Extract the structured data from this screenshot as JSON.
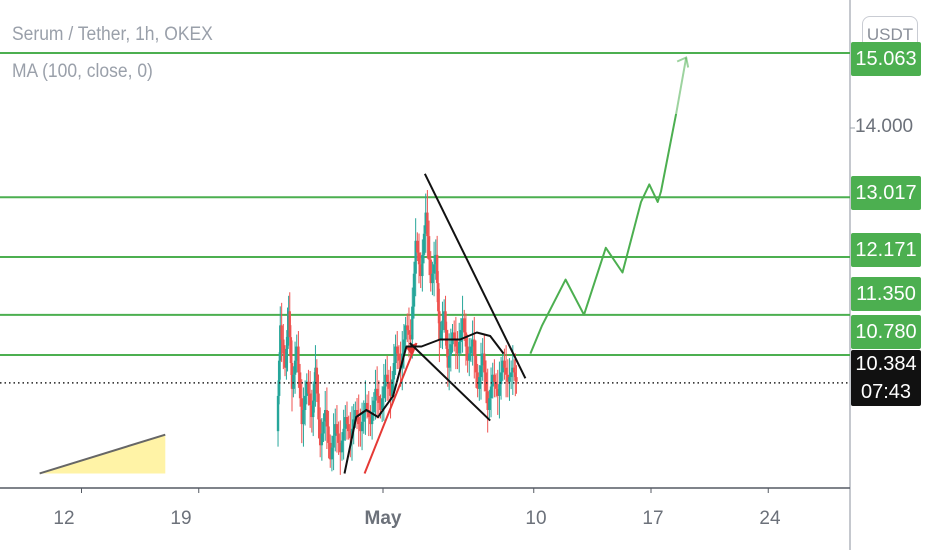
{
  "legend": {
    "title": "Serum / Tether, 1h, OKEX",
    "indicator": "MA (100, close, 0)"
  },
  "currency_chip": "USDT",
  "colors": {
    "level_line": "#4caf50",
    "candle_up": "#26a69a",
    "candle_down": "#ef5350",
    "projection": "#4caf50",
    "ma_line": "#111111",
    "annotation": "#111111",
    "impulse_arrow": "#e53935",
    "current_tag": "#111111",
    "triangle_fill": "#fff3a6"
  },
  "chart_data": {
    "type": "candlestick",
    "title": "Serum / Tether, 1h, OKEX",
    "indicator": "MA (100, close, 0)",
    "ylim": [
      9.1,
      15.5
    ],
    "y_ticks": [
      {
        "value": 14.0,
        "label": "14.000"
      }
    ],
    "x_ticks": [
      {
        "label": "12",
        "day": -18
      },
      {
        "label": "19",
        "day": -11
      },
      {
        "label": "May",
        "day": 0,
        "bold": true
      },
      {
        "label": "10",
        "day": 9
      },
      {
        "label": "17",
        "day": 16
      },
      {
        "label": "24",
        "day": 23
      }
    ],
    "horizontal_levels": [
      {
        "label": "15.063",
        "value": 15.063
      },
      {
        "label": "13.017",
        "value": 13.017
      },
      {
        "label": "12.171",
        "value": 12.171
      },
      {
        "label": "11.350",
        "value": 11.35
      },
      {
        "label": "10.780",
        "value": 10.78
      }
    ],
    "current_price": {
      "label": "10.384",
      "value": 10.384,
      "countdown": "07:43"
    },
    "price_path": [
      [
        -6.3,
        9.7
      ],
      [
        -6.1,
        11.2
      ],
      [
        -5.8,
        10.6
      ],
      [
        -5.6,
        11.4
      ],
      [
        -5.4,
        10.3
      ],
      [
        -5.1,
        10.9
      ],
      [
        -4.8,
        9.8
      ],
      [
        -4.5,
        10.4
      ],
      [
        -4.2,
        9.9
      ],
      [
        -4.0,
        10.6
      ],
      [
        -3.7,
        9.5
      ],
      [
        -3.4,
        10.0
      ],
      [
        -3.1,
        9.3
      ],
      [
        -2.8,
        9.8
      ],
      [
        -2.5,
        9.4
      ],
      [
        -2.2,
        9.9
      ],
      [
        -1.9,
        9.6
      ],
      [
        -1.6,
        10.0
      ],
      [
        -1.3,
        9.7
      ],
      [
        -1.0,
        10.1
      ],
      [
        -0.7,
        9.8
      ],
      [
        -0.4,
        10.3
      ],
      [
        -0.1,
        10.0
      ],
      [
        0.2,
        10.5
      ],
      [
        0.5,
        10.2
      ],
      [
        0.8,
        10.9
      ],
      [
        1.1,
        10.6
      ],
      [
        1.4,
        11.2
      ],
      [
        1.7,
        11.0
      ],
      [
        2.0,
        12.4
      ],
      [
        2.3,
        11.9
      ],
      [
        2.6,
        12.8
      ],
      [
        2.9,
        11.8
      ],
      [
        3.2,
        12.2
      ],
      [
        3.4,
        11.0
      ],
      [
        3.7,
        11.4
      ],
      [
        3.9,
        10.6
      ],
      [
        4.2,
        11.1
      ],
      [
        4.5,
        10.8
      ],
      [
        4.8,
        11.3
      ],
      [
        5.1,
        10.7
      ],
      [
        5.4,
        11.0
      ],
      [
        5.7,
        10.3
      ],
      [
        6.0,
        10.8
      ],
      [
        6.3,
        10.0
      ],
      [
        6.6,
        10.5
      ],
      [
        6.9,
        10.2
      ],
      [
        7.2,
        10.7
      ],
      [
        7.5,
        10.4
      ],
      [
        7.8,
        10.6
      ],
      [
        8.0,
        10.4
      ]
    ],
    "ma_path": [
      [
        -2.3,
        9.1
      ],
      [
        -1.6,
        9.9
      ],
      [
        -1.0,
        10.0
      ],
      [
        -0.3,
        9.9
      ],
      [
        0.6,
        10.2
      ],
      [
        1.4,
        10.9
      ],
      [
        2.3,
        10.9
      ],
      [
        3.4,
        11.0
      ],
      [
        4.6,
        11.0
      ],
      [
        5.6,
        11.1
      ],
      [
        6.4,
        11.05
      ],
      [
        7.2,
        10.8
      ]
    ],
    "projection_path": [
      [
        8.8,
        10.8
      ],
      [
        9.5,
        11.2
      ],
      [
        10.9,
        11.85
      ],
      [
        12.0,
        11.35
      ],
      [
        13.3,
        12.3
      ],
      [
        14.3,
        11.95
      ],
      [
        15.4,
        12.95
      ],
      [
        15.9,
        13.2
      ],
      [
        16.4,
        12.95
      ],
      [
        16.6,
        13.1
      ],
      [
        17.5,
        14.2
      ],
      [
        18.1,
        15.0
      ]
    ],
    "annotation_lines": [
      [
        [
          2.5,
          13.35
        ],
        [
          8.5,
          10.45
        ]
      ],
      [
        [
          1.6,
          10.95
        ],
        [
          6.4,
          9.85
        ]
      ]
    ],
    "impulse_arrow": [
      [
        -1.1,
        9.1
      ],
      [
        2.0,
        10.95
      ]
    ],
    "triangle_marker": [
      [
        -20.5,
        9.1
      ],
      [
        -13.0,
        9.1
      ],
      [
        -13.0,
        9.65
      ]
    ]
  }
}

WHAT IS EXPECTED
An exact transcription of all the entries is required, without the pictures.

CORRECT ANSWER
Extract the structured data from this screenshot as JSON.
{
  "legend": {
    "title": "Serum / Tether, 1h, OKEX",
    "indicator": "MA (100, close, 0)"
  },
  "currency_chip": "USDT",
  "colors": {
    "level_line": "#4caf50",
    "candle_up": "#26a69a",
    "candle_down": "#ef5350",
    "projection": "#4caf50",
    "ma_line": "#111111",
    "annotation": "#111111",
    "impulse_arrow": "#e53935",
    "current_tag": "#111111",
    "triangle_fill": "#fff3a6"
  },
  "chart_data": {
    "type": "candlestick",
    "title": "Serum / Tether, 1h, OKEX",
    "indicator": "MA (100, close, 0)",
    "ylim": [
      9.1,
      15.5
    ],
    "y_ticks": [
      {
        "value": 14.0,
        "label": "14.000"
      }
    ],
    "x_ticks": [
      {
        "label": "12",
        "day": -18
      },
      {
        "label": "19",
        "day": -11
      },
      {
        "label": "May",
        "day": 0,
        "bold": true
      },
      {
        "label": "10",
        "day": 9
      },
      {
        "label": "17",
        "day": 16
      },
      {
        "label": "24",
        "day": 23
      }
    ],
    "horizontal_levels": [
      {
        "label": "15.063",
        "value": 15.063
      },
      {
        "label": "13.017",
        "value": 13.017
      },
      {
        "label": "12.171",
        "value": 12.171
      },
      {
        "label": "11.350",
        "value": 11.35
      },
      {
        "label": "10.780",
        "value": 10.78
      }
    ],
    "current_price": {
      "label": "10.384",
      "value": 10.384,
      "countdown": "07:43"
    },
    "price_path": [
      [
        -6.3,
        9.7
      ],
      [
        -6.1,
        11.2
      ],
      [
        -5.8,
        10.6
      ],
      [
        -5.6,
        11.4
      ],
      [
        -5.4,
        10.3
      ],
      [
        -5.1,
        10.9
      ],
      [
        -4.8,
        9.8
      ],
      [
        -4.5,
        10.4
      ],
      [
        -4.2,
        9.9
      ],
      [
        -4.0,
        10.6
      ],
      [
        -3.7,
        9.5
      ],
      [
        -3.4,
        10.0
      ],
      [
        -3.1,
        9.3
      ],
      [
        -2.8,
        9.8
      ],
      [
        -2.5,
        9.4
      ],
      [
        -2.2,
        9.9
      ],
      [
        -1.9,
        9.6
      ],
      [
        -1.6,
        10.0
      ],
      [
        -1.3,
        9.7
      ],
      [
        -1.0,
        10.1
      ],
      [
        -0.7,
        9.8
      ],
      [
        -0.4,
        10.3
      ],
      [
        -0.1,
        10.0
      ],
      [
        0.2,
        10.5
      ],
      [
        0.5,
        10.2
      ],
      [
        0.8,
        10.9
      ],
      [
        1.1,
        10.6
      ],
      [
        1.4,
        11.2
      ],
      [
        1.7,
        11.0
      ],
      [
        2.0,
        12.4
      ],
      [
        2.3,
        11.9
      ],
      [
        2.6,
        12.8
      ],
      [
        2.9,
        11.8
      ],
      [
        3.2,
        12.2
      ],
      [
        3.4,
        11.0
      ],
      [
        3.7,
        11.4
      ],
      [
        3.9,
        10.6
      ],
      [
        4.2,
        11.1
      ],
      [
        4.5,
        10.8
      ],
      [
        4.8,
        11.3
      ],
      [
        5.1,
        10.7
      ],
      [
        5.4,
        11.0
      ],
      [
        5.7,
        10.3
      ],
      [
        6.0,
        10.8
      ],
      [
        6.3,
        10.0
      ],
      [
        6.6,
        10.5
      ],
      [
        6.9,
        10.2
      ],
      [
        7.2,
        10.7
      ],
      [
        7.5,
        10.4
      ],
      [
        7.8,
        10.6
      ],
      [
        8.0,
        10.4
      ]
    ],
    "ma_path": [
      [
        -2.3,
        9.1
      ],
      [
        -1.6,
        9.9
      ],
      [
        -1.0,
        10.0
      ],
      [
        -0.3,
        9.9
      ],
      [
        0.6,
        10.2
      ],
      [
        1.4,
        10.9
      ],
      [
        2.3,
        10.9
      ],
      [
        3.4,
        11.0
      ],
      [
        4.6,
        11.0
      ],
      [
        5.6,
        11.1
      ],
      [
        6.4,
        11.05
      ],
      [
        7.2,
        10.8
      ]
    ],
    "projection_path": [
      [
        8.8,
        10.8
      ],
      [
        9.5,
        11.2
      ],
      [
        10.9,
        11.85
      ],
      [
        12.0,
        11.35
      ],
      [
        13.3,
        12.3
      ],
      [
        14.3,
        11.95
      ],
      [
        15.4,
        12.95
      ],
      [
        15.9,
        13.2
      ],
      [
        16.4,
        12.95
      ],
      [
        16.6,
        13.1
      ],
      [
        17.5,
        14.2
      ],
      [
        18.1,
        15.0
      ]
    ],
    "annotation_lines": [
      [
        [
          2.5,
          13.35
        ],
        [
          8.5,
          10.45
        ]
      ],
      [
        [
          1.6,
          10.95
        ],
        [
          6.4,
          9.85
        ]
      ]
    ],
    "impulse_arrow": [
      [
        -1.1,
        9.1
      ],
      [
        2.0,
        10.95
      ]
    ],
    "triangle_marker": [
      [
        -20.5,
        9.1
      ],
      [
        -13.0,
        9.1
      ],
      [
        -13.0,
        9.65
      ]
    ]
  }
}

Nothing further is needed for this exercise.